STATED GOAL: All the entries need to be quoted exactly, apart from the pictures, which you should drop.

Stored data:
»»
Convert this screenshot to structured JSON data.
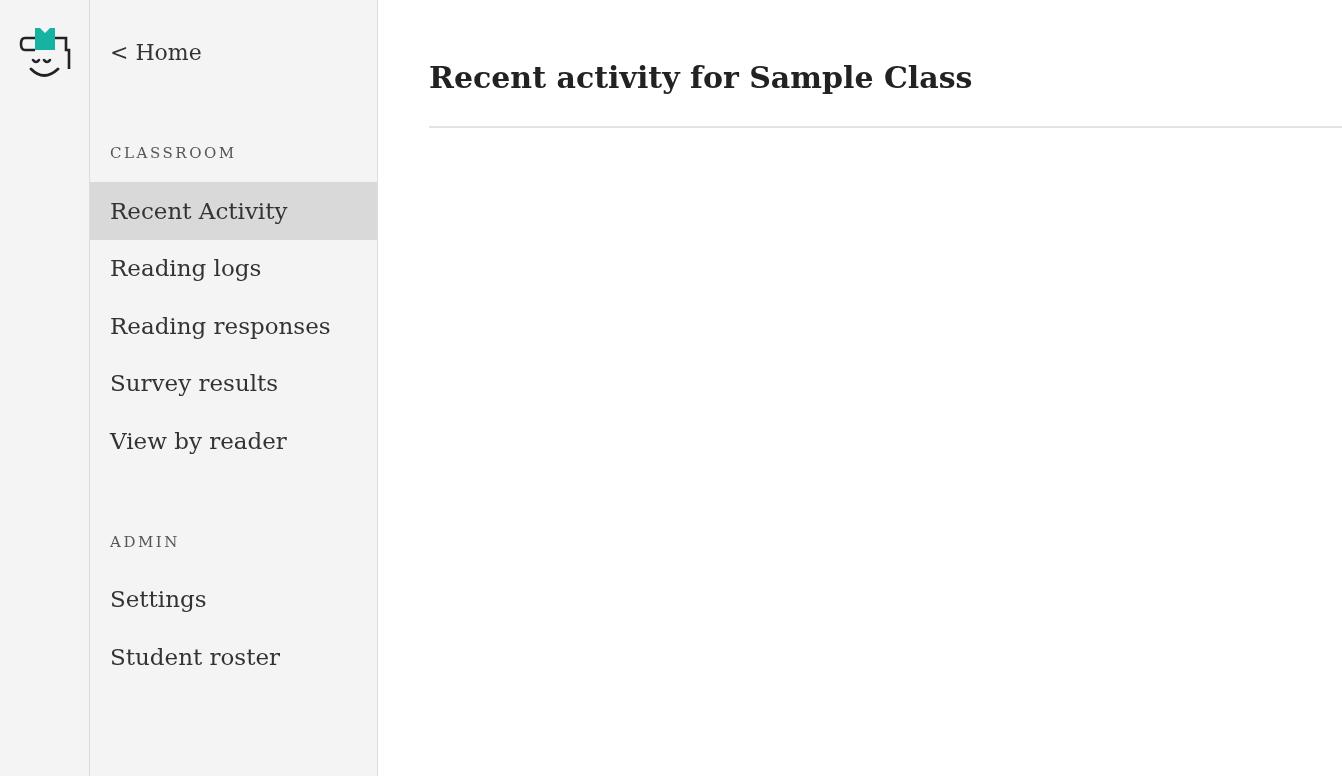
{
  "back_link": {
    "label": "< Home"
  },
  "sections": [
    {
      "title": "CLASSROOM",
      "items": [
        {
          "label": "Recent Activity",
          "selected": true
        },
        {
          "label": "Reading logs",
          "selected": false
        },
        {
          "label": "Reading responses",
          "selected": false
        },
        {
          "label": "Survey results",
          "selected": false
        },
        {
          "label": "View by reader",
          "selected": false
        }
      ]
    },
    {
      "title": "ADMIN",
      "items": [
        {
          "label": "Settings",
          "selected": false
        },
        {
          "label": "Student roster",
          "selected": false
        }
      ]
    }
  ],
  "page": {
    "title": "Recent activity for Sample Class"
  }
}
««
ANSWER IN FULL:
Convert this screenshot to structured JSON data.
{
  "back_link": {
    "label": "< Home"
  },
  "sections": [
    {
      "title": "CLASSROOM",
      "items": [
        {
          "label": "Recent Activity",
          "selected": true
        },
        {
          "label": "Reading logs",
          "selected": false
        },
        {
          "label": "Reading responses",
          "selected": false
        },
        {
          "label": "Survey results",
          "selected": false
        },
        {
          "label": "View by reader",
          "selected": false
        }
      ]
    },
    {
      "title": "ADMIN",
      "items": [
        {
          "label": "Settings",
          "selected": false
        },
        {
          "label": "Student roster",
          "selected": false
        }
      ]
    }
  ],
  "page": {
    "title": "Recent activity for Sample Class"
  }
}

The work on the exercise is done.